— SHORT EXERCISE —
Make an exact copy of all the material below, apart from the pictures.

— THE DATA —
☆ ☆ ☆ ☆ ☆

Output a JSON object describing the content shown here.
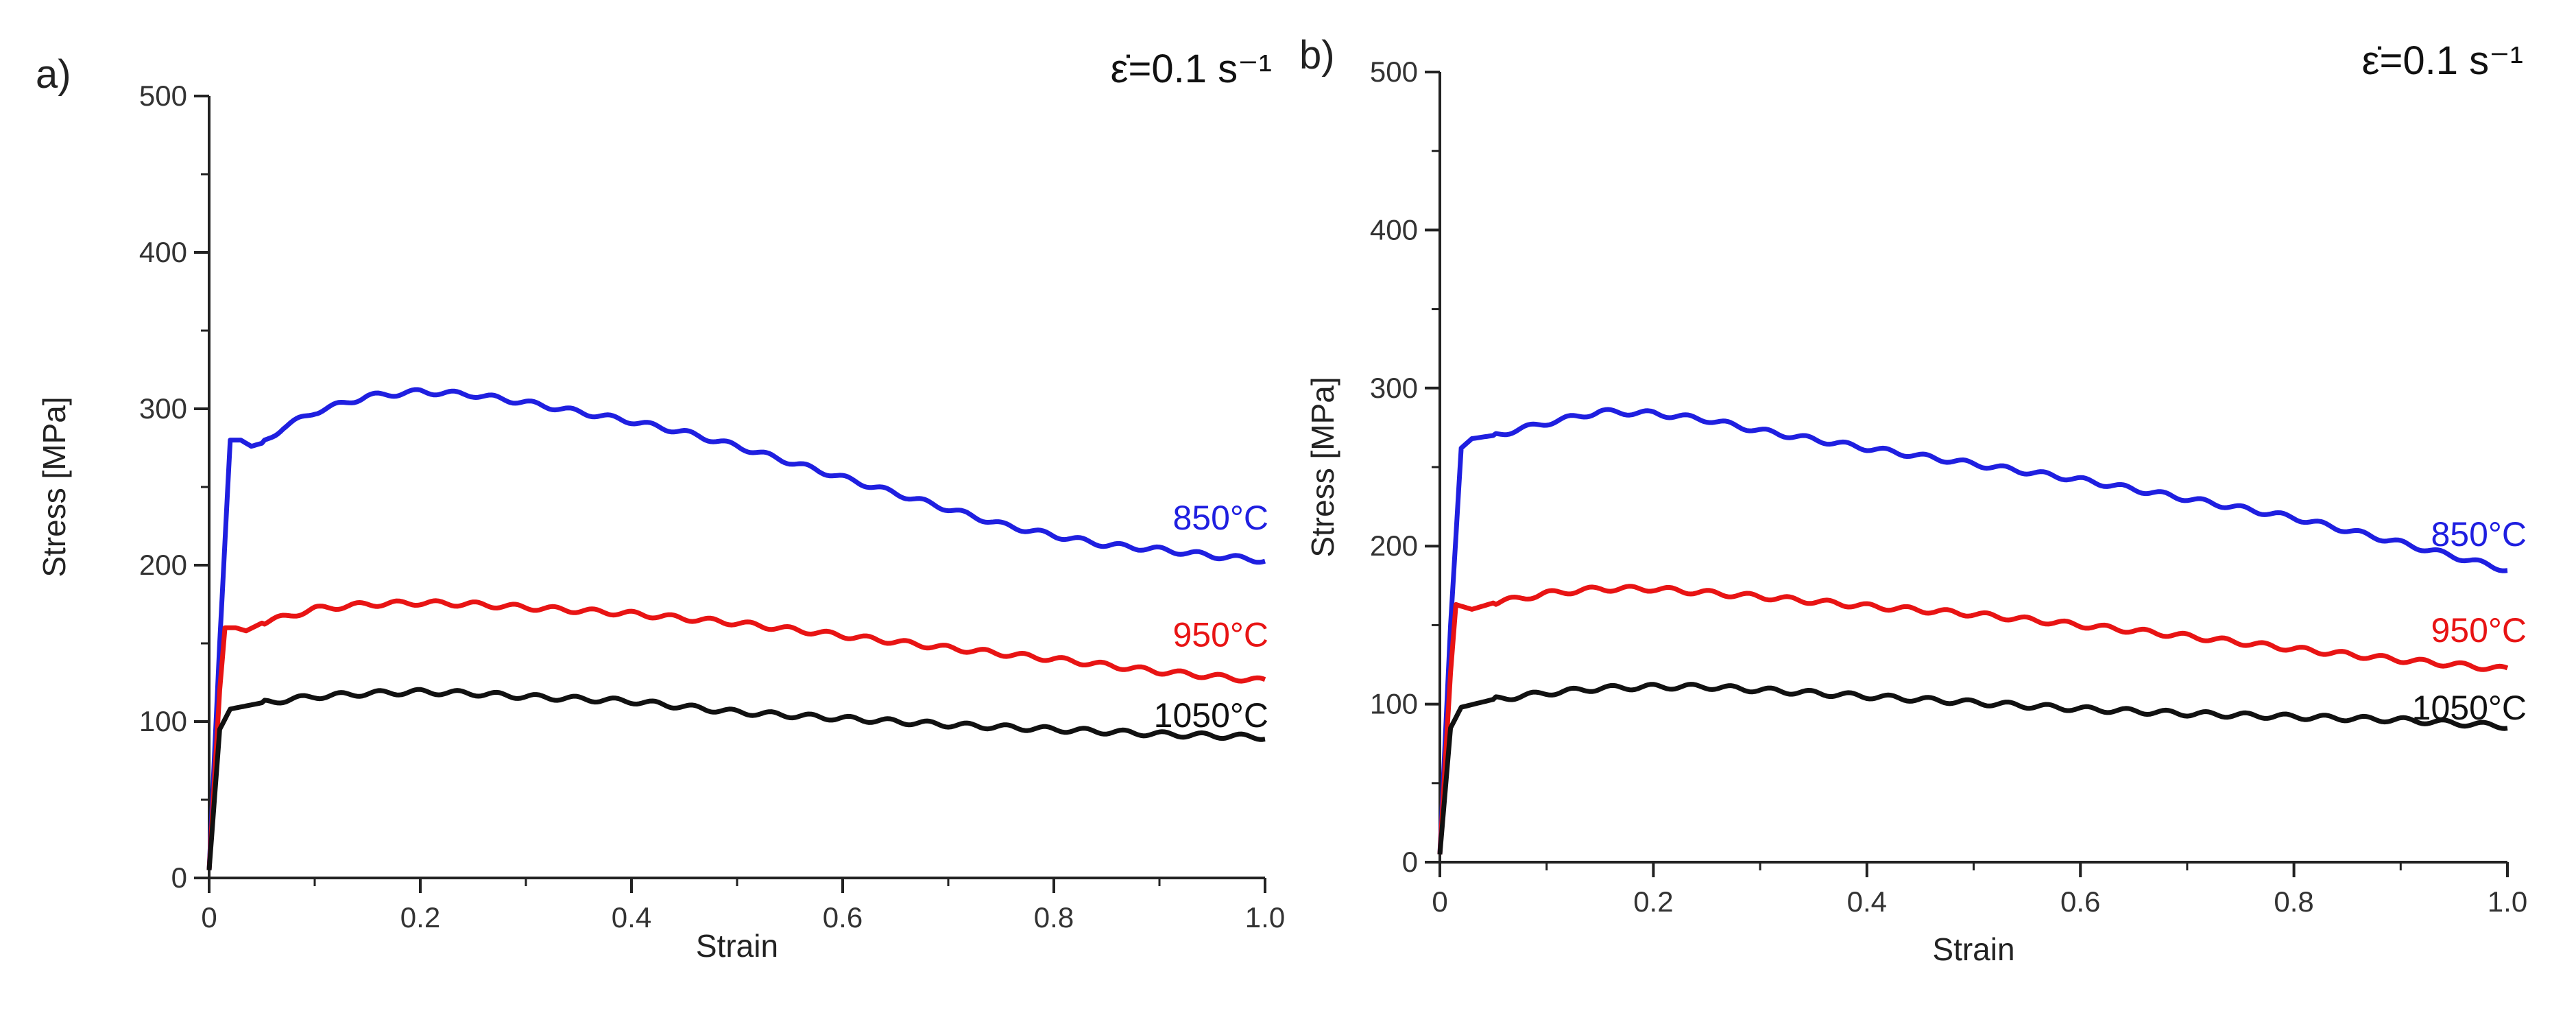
{
  "chart_data": [
    {
      "type": "line",
      "panel_label": "a)",
      "rate_label": "ε̇=0.1 s⁻¹",
      "xlabel": "Strain",
      "ylabel": "Stress [MPa]",
      "xlim": [
        0,
        1.0
      ],
      "ylim": [
        0,
        500
      ],
      "x_ticks": [
        "0",
        "0.2",
        "0.4",
        "0.6",
        "0.8",
        "1.0"
      ],
      "y_ticks": [
        "0",
        "100",
        "200",
        "300",
        "400",
        "500"
      ],
      "series": [
        {
          "name": "850°C",
          "color": "#1f1fe0",
          "points": [
            [
              0,
              5
            ],
            [
              0.01,
              150
            ],
            [
              0.02,
              280
            ],
            [
              0.03,
              280
            ],
            [
              0.04,
              276
            ],
            [
              0.05,
              278
            ],
            [
              0.07,
              288
            ],
            [
              0.1,
              298
            ],
            [
              0.15,
              308
            ],
            [
              0.2,
              311
            ],
            [
              0.25,
              309
            ],
            [
              0.3,
              304
            ],
            [
              0.35,
              298
            ],
            [
              0.4,
              292
            ],
            [
              0.45,
              285
            ],
            [
              0.5,
              276
            ],
            [
              0.55,
              266
            ],
            [
              0.6,
              256
            ],
            [
              0.65,
              246
            ],
            [
              0.7,
              236
            ],
            [
              0.75,
              226
            ],
            [
              0.8,
              219
            ],
            [
              0.85,
              213
            ],
            [
              0.9,
              210
            ],
            [
              0.95,
              206
            ],
            [
              1.0,
              203
            ]
          ]
        },
        {
          "name": "950°C",
          "color": "#e81414",
          "points": [
            [
              0,
              5
            ],
            [
              0.01,
              120
            ],
            [
              0.015,
              160
            ],
            [
              0.025,
              160
            ],
            [
              0.035,
              158
            ],
            [
              0.05,
              163
            ],
            [
              0.1,
              172
            ],
            [
              0.15,
              175
            ],
            [
              0.2,
              176
            ],
            [
              0.25,
              175
            ],
            [
              0.3,
              173
            ],
            [
              0.4,
              169
            ],
            [
              0.5,
              163
            ],
            [
              0.6,
              155
            ],
            [
              0.7,
              147
            ],
            [
              0.8,
              140
            ],
            [
              0.9,
              132
            ],
            [
              1.0,
              126
            ]
          ]
        },
        {
          "name": "1050°C",
          "color": "#111111",
          "points": [
            [
              0,
              5
            ],
            [
              0.01,
              95
            ],
            [
              0.02,
              108
            ],
            [
              0.05,
              112
            ],
            [
              0.1,
              116
            ],
            [
              0.15,
              118
            ],
            [
              0.2,
              119
            ],
            [
              0.25,
              118
            ],
            [
              0.3,
              116
            ],
            [
              0.4,
              113
            ],
            [
              0.5,
              106
            ],
            [
              0.6,
              102
            ],
            [
              0.7,
              98
            ],
            [
              0.8,
              95
            ],
            [
              0.9,
              92
            ],
            [
              1.0,
              90
            ]
          ]
        }
      ]
    },
    {
      "type": "line",
      "panel_label": "b)",
      "rate_label": "ε̇=0.1 s⁻¹",
      "xlabel": "Strain",
      "ylabel": "Stress [MPa]",
      "xlim": [
        0,
        1.0
      ],
      "ylim": [
        0,
        500
      ],
      "x_ticks": [
        "0",
        "0.2",
        "0.4",
        "0.6",
        "0.8",
        "1.0"
      ],
      "y_ticks": [
        "0",
        "100",
        "200",
        "300",
        "400",
        "500"
      ],
      "series": [
        {
          "name": "850°C",
          "color": "#1f1fe0",
          "points": [
            [
              0,
              5
            ],
            [
              0.01,
              150
            ],
            [
              0.02,
              262
            ],
            [
              0.03,
              268
            ],
            [
              0.05,
              270
            ],
            [
              0.1,
              278
            ],
            [
              0.15,
              285
            ],
            [
              0.2,
              284
            ],
            [
              0.25,
              280
            ],
            [
              0.3,
              273
            ],
            [
              0.4,
              262
            ],
            [
              0.5,
              252
            ],
            [
              0.6,
              242
            ],
            [
              0.7,
              230
            ],
            [
              0.8,
              218
            ],
            [
              0.9,
              202
            ],
            [
              1.0,
              185
            ]
          ]
        },
        {
          "name": "950°C",
          "color": "#e81414",
          "points": [
            [
              0,
              5
            ],
            [
              0.01,
              120
            ],
            [
              0.015,
              163
            ],
            [
              0.03,
              160
            ],
            [
              0.05,
              164
            ],
            [
              0.1,
              170
            ],
            [
              0.15,
              173
            ],
            [
              0.2,
              173
            ],
            [
              0.3,
              168
            ],
            [
              0.4,
              162
            ],
            [
              0.5,
              157
            ],
            [
              0.6,
              150
            ],
            [
              0.7,
              143
            ],
            [
              0.8,
              135
            ],
            [
              0.9,
              128
            ],
            [
              1.0,
              122
            ]
          ]
        },
        {
          "name": "1050°C",
          "color": "#111111",
          "points": [
            [
              0,
              5
            ],
            [
              0.01,
              85
            ],
            [
              0.02,
              98
            ],
            [
              0.05,
              103
            ],
            [
              0.1,
              107
            ],
            [
              0.15,
              110
            ],
            [
              0.2,
              111
            ],
            [
              0.25,
              111
            ],
            [
              0.3,
              109
            ],
            [
              0.4,
              105
            ],
            [
              0.5,
              101
            ],
            [
              0.6,
              97
            ],
            [
              0.7,
              94
            ],
            [
              0.8,
              92
            ],
            [
              0.9,
              90
            ],
            [
              1.0,
              86
            ]
          ]
        }
      ]
    }
  ]
}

☆ ☆ ☆ ☆ ☆

— WRITTEN ANSWER —
Output a JSON object describing the content shown here.
{
  "chart_data": [
    {
      "type": "line",
      "panel_label": "a)",
      "rate_label": "ε̇=0.1 s⁻¹",
      "xlabel": "Strain",
      "ylabel": "Stress [MPa]",
      "xlim": [
        0,
        1.0
      ],
      "ylim": [
        0,
        500
      ],
      "x_ticks": [
        "0",
        "0.2",
        "0.4",
        "0.6",
        "0.8",
        "1.0"
      ],
      "y_ticks": [
        "0",
        "100",
        "200",
        "300",
        "400",
        "500"
      ],
      "series": [
        {
          "name": "850°C",
          "color": "#1f1fe0",
          "points": [
            [
              0,
              5
            ],
            [
              0.01,
              150
            ],
            [
              0.02,
              280
            ],
            [
              0.03,
              280
            ],
            [
              0.04,
              276
            ],
            [
              0.05,
              278
            ],
            [
              0.07,
              288
            ],
            [
              0.1,
              298
            ],
            [
              0.15,
              308
            ],
            [
              0.2,
              311
            ],
            [
              0.25,
              309
            ],
            [
              0.3,
              304
            ],
            [
              0.35,
              298
            ],
            [
              0.4,
              292
            ],
            [
              0.45,
              285
            ],
            [
              0.5,
              276
            ],
            [
              0.55,
              266
            ],
            [
              0.6,
              256
            ],
            [
              0.65,
              246
            ],
            [
              0.7,
              236
            ],
            [
              0.75,
              226
            ],
            [
              0.8,
              219
            ],
            [
              0.85,
              213
            ],
            [
              0.9,
              210
            ],
            [
              0.95,
              206
            ],
            [
              1.0,
              203
            ]
          ]
        },
        {
          "name": "950°C",
          "color": "#e81414",
          "points": [
            [
              0,
              5
            ],
            [
              0.01,
              120
            ],
            [
              0.015,
              160
            ],
            [
              0.025,
              160
            ],
            [
              0.035,
              158
            ],
            [
              0.05,
              163
            ],
            [
              0.1,
              172
            ],
            [
              0.15,
              175
            ],
            [
              0.2,
              176
            ],
            [
              0.25,
              175
            ],
            [
              0.3,
              173
            ],
            [
              0.4,
              169
            ],
            [
              0.5,
              163
            ],
            [
              0.6,
              155
            ],
            [
              0.7,
              147
            ],
            [
              0.8,
              140
            ],
            [
              0.9,
              132
            ],
            [
              1.0,
              126
            ]
          ]
        },
        {
          "name": "1050°C",
          "color": "#111111",
          "points": [
            [
              0,
              5
            ],
            [
              0.01,
              95
            ],
            [
              0.02,
              108
            ],
            [
              0.05,
              112
            ],
            [
              0.1,
              116
            ],
            [
              0.15,
              118
            ],
            [
              0.2,
              119
            ],
            [
              0.25,
              118
            ],
            [
              0.3,
              116
            ],
            [
              0.4,
              113
            ],
            [
              0.5,
              106
            ],
            [
              0.6,
              102
            ],
            [
              0.7,
              98
            ],
            [
              0.8,
              95
            ],
            [
              0.9,
              92
            ],
            [
              1.0,
              90
            ]
          ]
        }
      ]
    },
    {
      "type": "line",
      "panel_label": "b)",
      "rate_label": "ε̇=0.1 s⁻¹",
      "xlabel": "Strain",
      "ylabel": "Stress [MPa]",
      "xlim": [
        0,
        1.0
      ],
      "ylim": [
        0,
        500
      ],
      "x_ticks": [
        "0",
        "0.2",
        "0.4",
        "0.6",
        "0.8",
        "1.0"
      ],
      "y_ticks": [
        "0",
        "100",
        "200",
        "300",
        "400",
        "500"
      ],
      "series": [
        {
          "name": "850°C",
          "color": "#1f1fe0",
          "points": [
            [
              0,
              5
            ],
            [
              0.01,
              150
            ],
            [
              0.02,
              262
            ],
            [
              0.03,
              268
            ],
            [
              0.05,
              270
            ],
            [
              0.1,
              278
            ],
            [
              0.15,
              285
            ],
            [
              0.2,
              284
            ],
            [
              0.25,
              280
            ],
            [
              0.3,
              273
            ],
            [
              0.4,
              262
            ],
            [
              0.5,
              252
            ],
            [
              0.6,
              242
            ],
            [
              0.7,
              230
            ],
            [
              0.8,
              218
            ],
            [
              0.9,
              202
            ],
            [
              1.0,
              185
            ]
          ]
        },
        {
          "name": "950°C",
          "color": "#e81414",
          "points": [
            [
              0,
              5
            ],
            [
              0.01,
              120
            ],
            [
              0.015,
              163
            ],
            [
              0.03,
              160
            ],
            [
              0.05,
              164
            ],
            [
              0.1,
              170
            ],
            [
              0.15,
              173
            ],
            [
              0.2,
              173
            ],
            [
              0.3,
              168
            ],
            [
              0.4,
              162
            ],
            [
              0.5,
              157
            ],
            [
              0.6,
              150
            ],
            [
              0.7,
              143
            ],
            [
              0.8,
              135
            ],
            [
              0.9,
              128
            ],
            [
              1.0,
              122
            ]
          ]
        },
        {
          "name": "1050°C",
          "color": "#111111",
          "points": [
            [
              0,
              5
            ],
            [
              0.01,
              85
            ],
            [
              0.02,
              98
            ],
            [
              0.05,
              103
            ],
            [
              0.1,
              107
            ],
            [
              0.15,
              110
            ],
            [
              0.2,
              111
            ],
            [
              0.25,
              111
            ],
            [
              0.3,
              109
            ],
            [
              0.4,
              105
            ],
            [
              0.5,
              101
            ],
            [
              0.6,
              97
            ],
            [
              0.7,
              94
            ],
            [
              0.8,
              92
            ],
            [
              0.9,
              90
            ],
            [
              1.0,
              86
            ]
          ]
        }
      ]
    }
  ]
}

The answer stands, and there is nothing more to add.